▶ DATA EXCERPTS:
▶

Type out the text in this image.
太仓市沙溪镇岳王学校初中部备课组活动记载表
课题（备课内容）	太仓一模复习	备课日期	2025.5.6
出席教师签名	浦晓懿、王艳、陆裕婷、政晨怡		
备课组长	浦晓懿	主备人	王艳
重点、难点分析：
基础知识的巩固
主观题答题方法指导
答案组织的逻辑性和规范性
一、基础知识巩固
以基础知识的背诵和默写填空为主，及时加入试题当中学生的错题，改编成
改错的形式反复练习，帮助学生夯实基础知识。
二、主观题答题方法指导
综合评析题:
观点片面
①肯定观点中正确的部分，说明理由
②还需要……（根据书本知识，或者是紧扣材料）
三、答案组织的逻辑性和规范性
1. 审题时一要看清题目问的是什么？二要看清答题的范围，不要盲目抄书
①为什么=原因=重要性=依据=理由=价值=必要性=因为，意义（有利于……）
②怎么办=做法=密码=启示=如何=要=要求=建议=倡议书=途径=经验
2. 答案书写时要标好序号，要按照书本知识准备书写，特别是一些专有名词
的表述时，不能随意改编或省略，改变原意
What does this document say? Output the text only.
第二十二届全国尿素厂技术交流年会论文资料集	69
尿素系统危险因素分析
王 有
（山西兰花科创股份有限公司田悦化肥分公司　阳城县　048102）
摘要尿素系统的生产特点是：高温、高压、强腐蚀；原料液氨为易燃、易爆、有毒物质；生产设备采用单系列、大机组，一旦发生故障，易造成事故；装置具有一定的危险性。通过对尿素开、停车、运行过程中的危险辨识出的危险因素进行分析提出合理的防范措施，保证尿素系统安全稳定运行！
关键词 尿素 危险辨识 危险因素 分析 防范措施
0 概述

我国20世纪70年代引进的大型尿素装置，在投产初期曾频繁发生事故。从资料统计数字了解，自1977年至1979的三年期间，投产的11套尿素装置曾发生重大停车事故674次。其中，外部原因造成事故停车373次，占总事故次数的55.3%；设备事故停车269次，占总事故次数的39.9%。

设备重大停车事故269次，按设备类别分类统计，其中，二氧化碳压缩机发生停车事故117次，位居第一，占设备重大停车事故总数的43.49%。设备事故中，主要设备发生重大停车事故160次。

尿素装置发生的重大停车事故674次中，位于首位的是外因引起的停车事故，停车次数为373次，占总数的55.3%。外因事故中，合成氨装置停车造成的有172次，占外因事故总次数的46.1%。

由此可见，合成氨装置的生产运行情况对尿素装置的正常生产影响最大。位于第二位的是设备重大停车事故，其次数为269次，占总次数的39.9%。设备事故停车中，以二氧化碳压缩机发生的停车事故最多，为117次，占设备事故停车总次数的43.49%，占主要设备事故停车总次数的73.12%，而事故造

◀

Repeat exactly the lines above from the line that contains "What does this" through the end. Include both of these ends; leave out everything else.

▶ TASK SOLUTION:
What does this document say? Output the text only.
第二十二届全国尿素厂技术交流年会论文资料集	69
尿素系统危险因素分析
王 有
（山西兰花科创股份有限公司田悦化肥分公司　阳城县　048102）
摘要尿素系统的生产特点是：高温、高压、强腐蚀；原料液氨为易燃、易爆、有毒物质；生产设备采用单系列、大机组，一旦发生故障，易造成事故；装置具有一定的危险性。通过对尿素开、停车、运行过程中的危险辨识出的危险因素进行分析提出合理的防范措施，保证尿素系统安全稳定运行！
关键词 尿素 危险辨识 危险因素 分析 防范措施
0 概述

我国20世纪70年代引进的大型尿素装置，在投产初期曾频繁发生事故。从资料统计数字了解，自1977年至1979的三年期间，投产的11套尿素装置曾发生重大停车事故674次。其中，外部原因造成事故停车373次，占总事故次数的55.3%；设备事故停车269次，占总事故次数的39.9%。

设备重大停车事故269次，按设备类别分类统计，其中，二氧化碳压缩机发生停车事故117次，位居第一，占设备重大停车事故总数的43.49%。设备事故中，主要设备发生重大停车事故160次。

尿素装置发生的重大停车事故674次中，位于首位的是外因引起的停车事故，停车次数为373次，占总数的55.3%。外因事故中，合成氨装置停车造成的有172次，占外因事故总次数的46.1%。

由此可见，合成氨装置的生产运行情况对尿素装置的正常生产影响最大。位于第二位的是设备重大停车事故，其次数为269次，占总次数的39.9%。设备事故停车中，以二氧化碳压缩机发生的停车事故最多，为117次，占设备事故停车总次数的43.49%，占主要设备事故停车总次数的73.12%，而事故造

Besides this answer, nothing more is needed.